*PROBLEM TO WORK ON*
In the entries, find all lines that hold the word "target" and copy them.
[begin INPUT RECORDS]
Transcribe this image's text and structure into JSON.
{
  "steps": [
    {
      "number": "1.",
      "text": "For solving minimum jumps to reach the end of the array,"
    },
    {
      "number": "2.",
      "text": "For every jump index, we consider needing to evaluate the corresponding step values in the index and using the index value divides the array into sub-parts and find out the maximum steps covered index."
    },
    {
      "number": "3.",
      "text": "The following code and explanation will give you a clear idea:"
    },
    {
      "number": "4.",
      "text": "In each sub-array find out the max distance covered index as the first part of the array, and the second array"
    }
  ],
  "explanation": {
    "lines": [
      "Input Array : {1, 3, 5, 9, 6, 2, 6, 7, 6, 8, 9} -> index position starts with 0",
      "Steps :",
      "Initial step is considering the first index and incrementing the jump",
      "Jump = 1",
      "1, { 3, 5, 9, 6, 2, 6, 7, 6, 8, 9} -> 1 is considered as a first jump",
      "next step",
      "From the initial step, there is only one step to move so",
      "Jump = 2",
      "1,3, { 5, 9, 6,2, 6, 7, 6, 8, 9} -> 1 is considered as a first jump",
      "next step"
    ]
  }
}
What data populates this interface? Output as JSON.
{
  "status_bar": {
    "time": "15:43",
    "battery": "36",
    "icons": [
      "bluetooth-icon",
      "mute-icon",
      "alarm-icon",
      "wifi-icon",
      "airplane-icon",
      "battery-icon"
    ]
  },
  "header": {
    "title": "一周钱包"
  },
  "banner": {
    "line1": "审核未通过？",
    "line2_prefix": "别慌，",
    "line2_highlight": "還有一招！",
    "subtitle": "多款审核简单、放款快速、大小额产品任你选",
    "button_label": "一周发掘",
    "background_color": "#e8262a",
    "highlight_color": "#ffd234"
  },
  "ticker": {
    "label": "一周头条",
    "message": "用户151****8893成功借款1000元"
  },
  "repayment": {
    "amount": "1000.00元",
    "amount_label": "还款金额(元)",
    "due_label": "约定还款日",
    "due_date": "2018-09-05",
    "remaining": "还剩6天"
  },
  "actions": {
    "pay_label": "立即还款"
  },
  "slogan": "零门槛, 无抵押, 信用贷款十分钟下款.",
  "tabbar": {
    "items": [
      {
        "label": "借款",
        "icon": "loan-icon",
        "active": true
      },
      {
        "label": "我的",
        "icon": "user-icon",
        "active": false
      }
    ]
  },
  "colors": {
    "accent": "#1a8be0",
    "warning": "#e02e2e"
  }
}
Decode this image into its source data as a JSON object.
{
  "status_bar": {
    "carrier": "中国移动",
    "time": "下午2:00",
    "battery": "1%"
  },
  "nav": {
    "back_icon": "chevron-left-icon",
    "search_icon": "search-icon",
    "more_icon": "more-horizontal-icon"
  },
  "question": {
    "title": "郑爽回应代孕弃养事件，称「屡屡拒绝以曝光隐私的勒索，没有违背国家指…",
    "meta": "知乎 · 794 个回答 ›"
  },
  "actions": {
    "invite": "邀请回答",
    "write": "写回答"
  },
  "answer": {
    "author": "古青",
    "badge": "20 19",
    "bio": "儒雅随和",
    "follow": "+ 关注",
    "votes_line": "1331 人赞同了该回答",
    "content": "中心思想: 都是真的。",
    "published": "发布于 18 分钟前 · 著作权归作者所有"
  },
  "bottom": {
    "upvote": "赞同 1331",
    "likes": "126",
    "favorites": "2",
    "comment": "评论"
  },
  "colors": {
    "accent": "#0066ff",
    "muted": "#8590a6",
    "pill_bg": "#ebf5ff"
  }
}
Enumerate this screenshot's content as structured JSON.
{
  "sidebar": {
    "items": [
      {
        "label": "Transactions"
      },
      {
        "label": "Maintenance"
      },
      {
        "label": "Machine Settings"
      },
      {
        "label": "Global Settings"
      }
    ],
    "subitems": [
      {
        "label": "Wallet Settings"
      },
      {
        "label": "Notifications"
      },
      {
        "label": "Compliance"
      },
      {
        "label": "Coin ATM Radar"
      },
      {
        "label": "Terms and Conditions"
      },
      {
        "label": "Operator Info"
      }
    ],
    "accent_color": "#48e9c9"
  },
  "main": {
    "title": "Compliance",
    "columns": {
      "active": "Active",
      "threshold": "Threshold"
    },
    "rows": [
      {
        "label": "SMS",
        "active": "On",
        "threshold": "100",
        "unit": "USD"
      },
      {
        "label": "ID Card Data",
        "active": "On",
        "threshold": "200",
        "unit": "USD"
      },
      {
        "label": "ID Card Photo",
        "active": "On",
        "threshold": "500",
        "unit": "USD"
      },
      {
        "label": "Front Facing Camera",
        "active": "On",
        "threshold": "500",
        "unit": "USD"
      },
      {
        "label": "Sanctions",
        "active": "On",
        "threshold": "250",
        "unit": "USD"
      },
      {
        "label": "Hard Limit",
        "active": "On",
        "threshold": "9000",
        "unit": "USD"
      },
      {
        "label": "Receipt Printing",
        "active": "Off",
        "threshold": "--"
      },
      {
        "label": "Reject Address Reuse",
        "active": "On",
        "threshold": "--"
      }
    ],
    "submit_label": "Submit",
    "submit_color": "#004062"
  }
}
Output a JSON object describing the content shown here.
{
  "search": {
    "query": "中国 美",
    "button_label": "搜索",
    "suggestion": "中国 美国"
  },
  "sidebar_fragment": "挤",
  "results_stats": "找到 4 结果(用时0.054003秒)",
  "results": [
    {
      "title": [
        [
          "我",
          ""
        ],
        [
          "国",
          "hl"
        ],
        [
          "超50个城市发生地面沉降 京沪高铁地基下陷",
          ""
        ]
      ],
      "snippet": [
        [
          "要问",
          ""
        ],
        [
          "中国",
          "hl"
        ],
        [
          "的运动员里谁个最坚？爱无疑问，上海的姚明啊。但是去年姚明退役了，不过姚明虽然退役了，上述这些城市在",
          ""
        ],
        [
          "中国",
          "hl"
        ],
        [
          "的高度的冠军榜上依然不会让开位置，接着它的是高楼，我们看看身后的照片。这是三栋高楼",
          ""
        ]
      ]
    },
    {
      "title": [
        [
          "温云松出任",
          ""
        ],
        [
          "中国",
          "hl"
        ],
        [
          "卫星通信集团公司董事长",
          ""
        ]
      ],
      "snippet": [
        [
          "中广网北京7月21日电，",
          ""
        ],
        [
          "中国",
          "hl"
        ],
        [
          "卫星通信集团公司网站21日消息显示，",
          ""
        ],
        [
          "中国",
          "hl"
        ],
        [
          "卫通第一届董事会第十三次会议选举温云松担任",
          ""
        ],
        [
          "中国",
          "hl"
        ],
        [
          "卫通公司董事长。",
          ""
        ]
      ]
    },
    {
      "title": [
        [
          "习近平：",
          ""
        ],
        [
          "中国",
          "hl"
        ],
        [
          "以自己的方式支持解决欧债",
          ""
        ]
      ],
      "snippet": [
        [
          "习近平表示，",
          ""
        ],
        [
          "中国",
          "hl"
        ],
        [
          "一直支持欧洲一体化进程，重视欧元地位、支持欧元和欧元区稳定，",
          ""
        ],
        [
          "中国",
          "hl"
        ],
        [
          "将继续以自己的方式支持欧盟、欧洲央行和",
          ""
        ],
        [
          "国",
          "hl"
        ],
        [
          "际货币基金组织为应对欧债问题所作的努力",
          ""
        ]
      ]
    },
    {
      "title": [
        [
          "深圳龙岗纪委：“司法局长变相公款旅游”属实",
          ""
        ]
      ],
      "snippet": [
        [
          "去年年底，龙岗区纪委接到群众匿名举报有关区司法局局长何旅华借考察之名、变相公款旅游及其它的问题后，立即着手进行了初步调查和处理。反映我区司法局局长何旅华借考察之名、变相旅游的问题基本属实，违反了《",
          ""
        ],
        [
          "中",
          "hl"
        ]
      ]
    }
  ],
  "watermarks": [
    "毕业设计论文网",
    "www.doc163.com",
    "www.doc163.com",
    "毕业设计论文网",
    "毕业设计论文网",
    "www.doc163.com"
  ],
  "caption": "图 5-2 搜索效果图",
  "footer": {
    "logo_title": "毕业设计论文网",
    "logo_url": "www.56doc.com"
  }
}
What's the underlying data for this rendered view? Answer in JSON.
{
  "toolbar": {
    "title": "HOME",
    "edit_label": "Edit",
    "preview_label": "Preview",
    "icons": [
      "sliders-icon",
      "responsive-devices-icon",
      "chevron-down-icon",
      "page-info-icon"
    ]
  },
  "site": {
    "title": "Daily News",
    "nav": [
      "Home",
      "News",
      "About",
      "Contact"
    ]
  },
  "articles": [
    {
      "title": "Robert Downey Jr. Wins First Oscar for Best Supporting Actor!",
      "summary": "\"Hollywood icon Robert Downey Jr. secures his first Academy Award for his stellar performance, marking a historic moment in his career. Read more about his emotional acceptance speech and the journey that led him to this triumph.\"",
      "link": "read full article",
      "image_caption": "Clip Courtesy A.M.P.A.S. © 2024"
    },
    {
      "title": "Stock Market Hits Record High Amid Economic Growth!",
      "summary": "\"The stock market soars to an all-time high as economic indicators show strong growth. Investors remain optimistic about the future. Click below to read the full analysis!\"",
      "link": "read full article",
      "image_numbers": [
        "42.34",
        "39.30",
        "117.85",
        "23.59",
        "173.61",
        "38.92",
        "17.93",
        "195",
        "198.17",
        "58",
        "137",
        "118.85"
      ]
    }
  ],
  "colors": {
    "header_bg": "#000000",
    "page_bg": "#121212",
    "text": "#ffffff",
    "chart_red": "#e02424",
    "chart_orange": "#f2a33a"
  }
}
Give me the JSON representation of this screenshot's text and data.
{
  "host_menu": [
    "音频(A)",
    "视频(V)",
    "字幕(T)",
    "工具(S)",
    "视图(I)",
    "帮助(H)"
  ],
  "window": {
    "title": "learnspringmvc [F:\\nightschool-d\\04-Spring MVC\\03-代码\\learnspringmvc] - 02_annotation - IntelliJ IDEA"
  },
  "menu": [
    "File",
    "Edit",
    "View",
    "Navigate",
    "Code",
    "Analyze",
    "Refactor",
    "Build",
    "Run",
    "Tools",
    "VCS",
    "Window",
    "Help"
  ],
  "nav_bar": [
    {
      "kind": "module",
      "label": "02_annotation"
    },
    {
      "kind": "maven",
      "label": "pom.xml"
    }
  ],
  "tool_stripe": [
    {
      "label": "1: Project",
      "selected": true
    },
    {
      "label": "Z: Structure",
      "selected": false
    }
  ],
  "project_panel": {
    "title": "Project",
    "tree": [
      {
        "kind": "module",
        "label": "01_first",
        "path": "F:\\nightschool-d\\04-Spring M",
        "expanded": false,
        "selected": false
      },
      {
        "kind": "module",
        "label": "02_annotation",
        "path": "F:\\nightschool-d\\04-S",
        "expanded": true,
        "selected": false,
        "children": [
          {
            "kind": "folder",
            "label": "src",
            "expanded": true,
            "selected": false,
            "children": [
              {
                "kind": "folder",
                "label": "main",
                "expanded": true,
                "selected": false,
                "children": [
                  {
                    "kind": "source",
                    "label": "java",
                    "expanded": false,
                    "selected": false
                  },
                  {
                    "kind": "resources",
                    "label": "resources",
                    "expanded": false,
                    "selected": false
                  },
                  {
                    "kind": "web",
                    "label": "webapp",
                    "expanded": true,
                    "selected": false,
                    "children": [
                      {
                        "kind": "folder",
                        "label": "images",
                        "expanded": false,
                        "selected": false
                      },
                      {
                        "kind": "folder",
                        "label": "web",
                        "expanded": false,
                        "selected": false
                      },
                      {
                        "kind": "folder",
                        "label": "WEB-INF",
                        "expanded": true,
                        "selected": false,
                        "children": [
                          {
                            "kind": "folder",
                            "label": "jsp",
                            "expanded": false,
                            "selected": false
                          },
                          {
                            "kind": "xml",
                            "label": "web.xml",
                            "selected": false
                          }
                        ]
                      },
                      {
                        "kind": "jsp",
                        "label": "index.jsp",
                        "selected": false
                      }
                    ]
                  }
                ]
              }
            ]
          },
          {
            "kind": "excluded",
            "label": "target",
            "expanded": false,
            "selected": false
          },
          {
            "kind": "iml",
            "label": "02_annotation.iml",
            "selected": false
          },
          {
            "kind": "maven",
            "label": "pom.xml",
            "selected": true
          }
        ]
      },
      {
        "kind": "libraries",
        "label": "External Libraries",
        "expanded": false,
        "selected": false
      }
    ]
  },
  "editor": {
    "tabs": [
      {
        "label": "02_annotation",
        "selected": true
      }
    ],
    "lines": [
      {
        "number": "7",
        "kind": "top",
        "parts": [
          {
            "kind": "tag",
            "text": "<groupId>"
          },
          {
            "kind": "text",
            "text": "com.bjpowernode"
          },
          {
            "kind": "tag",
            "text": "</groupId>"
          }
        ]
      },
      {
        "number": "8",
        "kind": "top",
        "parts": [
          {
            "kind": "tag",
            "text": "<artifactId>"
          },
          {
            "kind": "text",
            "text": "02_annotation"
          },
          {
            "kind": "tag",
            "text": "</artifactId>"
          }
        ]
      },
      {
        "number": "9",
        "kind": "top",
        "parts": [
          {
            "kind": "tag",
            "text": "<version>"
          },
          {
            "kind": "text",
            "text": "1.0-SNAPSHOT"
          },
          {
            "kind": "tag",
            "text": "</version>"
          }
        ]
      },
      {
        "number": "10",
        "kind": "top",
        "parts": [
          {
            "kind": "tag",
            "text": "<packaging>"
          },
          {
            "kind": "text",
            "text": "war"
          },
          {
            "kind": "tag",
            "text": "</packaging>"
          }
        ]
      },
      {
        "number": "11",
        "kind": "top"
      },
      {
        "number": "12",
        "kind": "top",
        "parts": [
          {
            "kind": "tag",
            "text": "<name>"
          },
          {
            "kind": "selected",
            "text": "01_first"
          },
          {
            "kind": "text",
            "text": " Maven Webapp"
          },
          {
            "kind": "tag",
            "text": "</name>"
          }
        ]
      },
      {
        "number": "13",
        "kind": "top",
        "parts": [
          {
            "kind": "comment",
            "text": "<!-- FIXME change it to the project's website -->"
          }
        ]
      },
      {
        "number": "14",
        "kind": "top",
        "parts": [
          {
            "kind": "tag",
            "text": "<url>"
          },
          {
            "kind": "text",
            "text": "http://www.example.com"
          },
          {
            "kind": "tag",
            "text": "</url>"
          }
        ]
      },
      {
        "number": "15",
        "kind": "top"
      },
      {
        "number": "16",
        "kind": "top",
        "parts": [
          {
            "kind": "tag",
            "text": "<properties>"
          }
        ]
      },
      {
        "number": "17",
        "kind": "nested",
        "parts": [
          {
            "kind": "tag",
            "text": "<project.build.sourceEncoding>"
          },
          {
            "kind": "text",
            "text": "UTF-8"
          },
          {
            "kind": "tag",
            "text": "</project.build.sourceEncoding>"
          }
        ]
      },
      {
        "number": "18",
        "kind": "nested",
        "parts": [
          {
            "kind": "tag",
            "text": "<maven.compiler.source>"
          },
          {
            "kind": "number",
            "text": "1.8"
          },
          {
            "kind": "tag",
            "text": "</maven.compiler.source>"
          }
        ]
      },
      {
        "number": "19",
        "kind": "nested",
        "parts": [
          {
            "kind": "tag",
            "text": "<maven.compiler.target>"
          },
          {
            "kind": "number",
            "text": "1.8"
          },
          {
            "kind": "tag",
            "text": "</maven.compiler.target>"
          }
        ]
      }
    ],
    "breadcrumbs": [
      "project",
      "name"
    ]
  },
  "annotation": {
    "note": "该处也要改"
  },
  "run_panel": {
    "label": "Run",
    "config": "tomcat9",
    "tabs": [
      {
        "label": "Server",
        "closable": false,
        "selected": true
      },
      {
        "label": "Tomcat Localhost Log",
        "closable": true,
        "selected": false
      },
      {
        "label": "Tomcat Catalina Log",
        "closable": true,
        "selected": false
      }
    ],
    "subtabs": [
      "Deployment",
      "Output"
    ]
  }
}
[end INPUT RECORDS]
*SOLUTION FOR THIS PROBLEM*
            "label": "target",
            "text": "<maven.compiler.target>"
            "text": "</maven.compiler.target>"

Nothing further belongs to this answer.